Transcript data for document pages:
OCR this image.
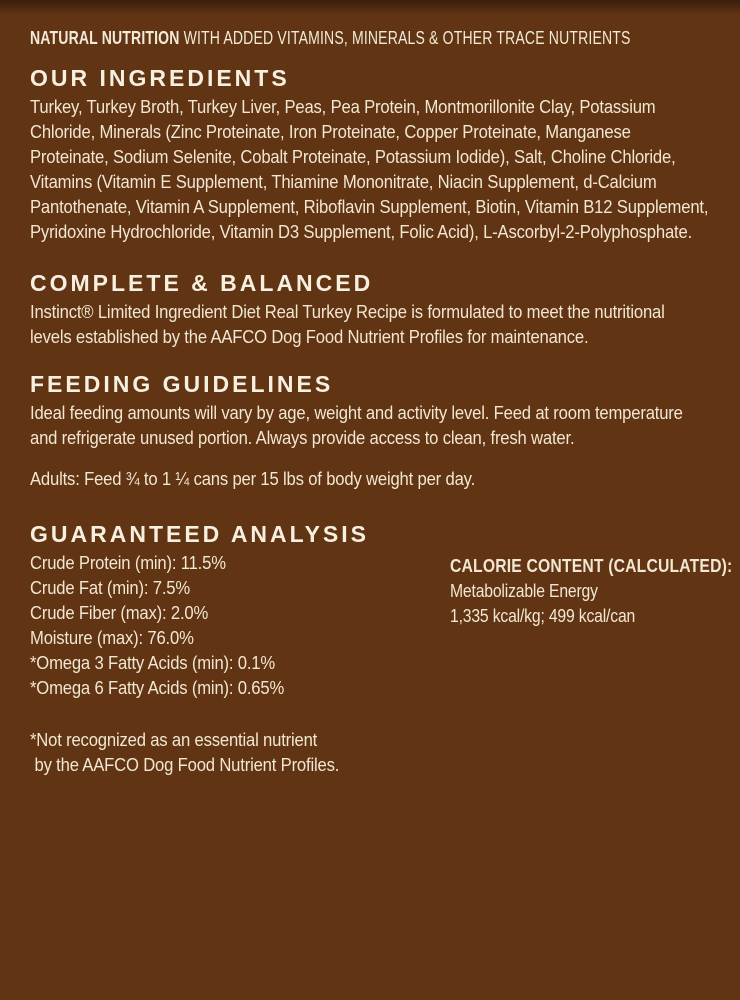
NATURAL NUTRITION WITH ADDED VITAMINS, MINERALS & OTHER TRACE NUTRIENTS
OUR INGREDIENTS

Turkey, Turkey Broth, Turkey Liver, Peas, Pea Protein, Montmorillonite Clay, Potassium Chloride, Minerals (Zinc Proteinate, Iron Proteinate, Copper Proteinate, Manganese Proteinate, Sodium Selenite, Cobalt Proteinate, Potassium Iodide), Salt, Choline Chloride, Vitamins (Vitamin E Supplement, Thiamine Mononitrate, Niacin Supplement, d-Calcium Pantothenate, Vitamin A Supplement, Riboflavin Supplement, Biotin, Vitamin B12 Supplement, Pyridoxine Hydrochloride, Vitamin D3 Supplement, Folic Acid), L-Ascorbyl-2-Polyphosphate.

COMPLETE & BALANCED

Instinct® Limited Ingredient Diet Real Turkey Recipe is formulated to meet the nutritional levels established by the AAFCO Dog Food Nutrient Profiles for maintenance.

FEEDING GUIDELINES

Ideal feeding amounts will vary by age, weight and activity level. Feed at room temperature and refrigerate unused portion. Always provide access to clean, fresh water.

Adults: Feed ¾ to 1 ¼ cans per 15 lbs of body weight per day.

GUARANTEED ANALYSIS
Crude Protein (min): 11.5%
Crude Fat (min): 7.5%
Crude Fiber (max): 2.0%
Moisture (max): 76.0%
*Omega 3 Fatty Acids (min): 0.1%
*Omega 6 Fatty Acids (min): 0.65%
CALORIE CONTENT (CALCULATED):
Metabolizable Energy
1,335 kcal/kg; 499 kcal/can
*Not recognized as an essential nutrient
by the AAFCO Dog Food Nutrient Profiles.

> _Your objective_
Return every line from the entries above that includes the word "Crude".

> _Reply_
Crude Protein (min): 11.5%
Crude Fat (min): 7.5%
Crude Fiber (max): 2.0%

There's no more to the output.